Start Data in this exercise

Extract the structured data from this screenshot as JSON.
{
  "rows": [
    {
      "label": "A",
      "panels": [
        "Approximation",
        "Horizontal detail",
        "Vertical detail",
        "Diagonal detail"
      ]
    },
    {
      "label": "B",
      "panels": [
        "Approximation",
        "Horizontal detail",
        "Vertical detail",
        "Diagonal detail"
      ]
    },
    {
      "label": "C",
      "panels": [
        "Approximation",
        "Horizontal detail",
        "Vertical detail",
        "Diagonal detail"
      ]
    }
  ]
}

End Data in this exercise

Aim of the exercise
Copy every line of the material, please, keeping it exactly the same.

Exercise output
Extract the structured data from this screenshot as JSON.
{
  "rows": [
    {
      "label": "A",
      "panels": [
        "Approximation",
        "Horizontal detail",
        "Vertical detail",
        "Diagonal detail"
      ]
    },
    {
      "label": "B",
      "panels": [
        "Approximation",
        "Horizontal detail",
        "Vertical detail",
        "Diagonal detail"
      ]
    },
    {
      "label": "C",
      "panels": [
        "Approximation",
        "Horizontal detail",
        "Vertical detail",
        "Diagonal detail"
      ]
    }
  ]
}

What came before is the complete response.